• [What the task asks] Quote all entries in full, exactly.

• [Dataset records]

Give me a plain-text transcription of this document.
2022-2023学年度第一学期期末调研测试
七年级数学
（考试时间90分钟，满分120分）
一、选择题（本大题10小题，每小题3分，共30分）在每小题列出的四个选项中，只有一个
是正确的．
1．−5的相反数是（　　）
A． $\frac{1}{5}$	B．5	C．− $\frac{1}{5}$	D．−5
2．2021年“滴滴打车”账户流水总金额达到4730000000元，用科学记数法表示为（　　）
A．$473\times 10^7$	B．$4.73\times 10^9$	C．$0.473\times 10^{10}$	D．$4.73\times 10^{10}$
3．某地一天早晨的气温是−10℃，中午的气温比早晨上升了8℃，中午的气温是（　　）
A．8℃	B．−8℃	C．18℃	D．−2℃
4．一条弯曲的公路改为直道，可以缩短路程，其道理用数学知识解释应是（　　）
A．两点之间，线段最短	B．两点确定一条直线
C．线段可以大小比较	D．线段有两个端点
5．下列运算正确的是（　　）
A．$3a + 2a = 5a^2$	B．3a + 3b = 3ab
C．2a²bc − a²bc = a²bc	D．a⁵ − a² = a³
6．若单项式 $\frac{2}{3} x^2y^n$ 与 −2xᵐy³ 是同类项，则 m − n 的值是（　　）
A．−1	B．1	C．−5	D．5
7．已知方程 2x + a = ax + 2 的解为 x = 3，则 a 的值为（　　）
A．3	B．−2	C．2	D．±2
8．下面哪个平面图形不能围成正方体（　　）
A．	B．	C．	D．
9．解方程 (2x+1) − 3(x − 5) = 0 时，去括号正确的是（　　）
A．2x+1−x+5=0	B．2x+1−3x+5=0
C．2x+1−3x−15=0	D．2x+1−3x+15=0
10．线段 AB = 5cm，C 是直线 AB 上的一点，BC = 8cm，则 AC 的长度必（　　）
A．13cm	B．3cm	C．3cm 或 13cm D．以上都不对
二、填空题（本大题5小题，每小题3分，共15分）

• [Reply]
Give me a plain-text transcription of this document.
2022-2023学年度第一学期期末调研测试
七年级数学
（考试时间90分钟，满分120分）
一、选择题（本大题10小题，每小题3分，共30分）在每小题列出的四个选项中，只有一个
是正确的．
1．−5的相反数是（　　）
A． $\frac{1}{5}$	B．5	C．− $\frac{1}{5}$	D．−5
2．2021年“滴滴打车”账户流水总金额达到4730000000元，用科学记数法表示为（　　）
A．$473\times 10^7$	B．$4.73\times 10^9$	C．$0.473\times 10^{10}$	D．$4.73\times 10^{10}$
3．某地一天早晨的气温是−10℃，中午的气温比早晨上升了8℃，中午的气温是（　　）
A．8℃	B．−8℃	C．18℃	D．−2℃
4．一条弯曲的公路改为直道，可以缩短路程，其道理用数学知识解释应是（　　）
A．两点之间，线段最短	B．两点确定一条直线
C．线段可以大小比较	D．线段有两个端点
5．下列运算正确的是（　　）
A．$3a + 2a = 5a^2$	B．3a + 3b = 3ab
C．2a²bc − a²bc = a²bc	D．a⁵ − a² = a³
6．若单项式 $\frac{2}{3} x^2y^n$ 与 −2xᵐy³ 是同类项，则 m − n 的值是（　　）
A．−1	B．1	C．−5	D．5
7．已知方程 2x + a = ax + 2 的解为 x = 3，则 a 的值为（　　）
A．3	B．−2	C．2	D．±2
8．下面哪个平面图形不能围成正方体（　　）
A．	B．	C．	D．
9．解方程 (2x+1) − 3(x − 5) = 0 时，去括号正确的是（　　）
A．2x+1−x+5=0	B．2x+1−3x+5=0
C．2x+1−3x−15=0	D．2x+1−3x+15=0
10．线段 AB = 5cm，C 是直线 AB 上的一点，BC = 8cm，则 AC 的长度必（　　）
A．13cm	B．3cm	C．3cm 或 13cm D．以上都不对
二、填空题（本大题5小题，每小题3分，共15分）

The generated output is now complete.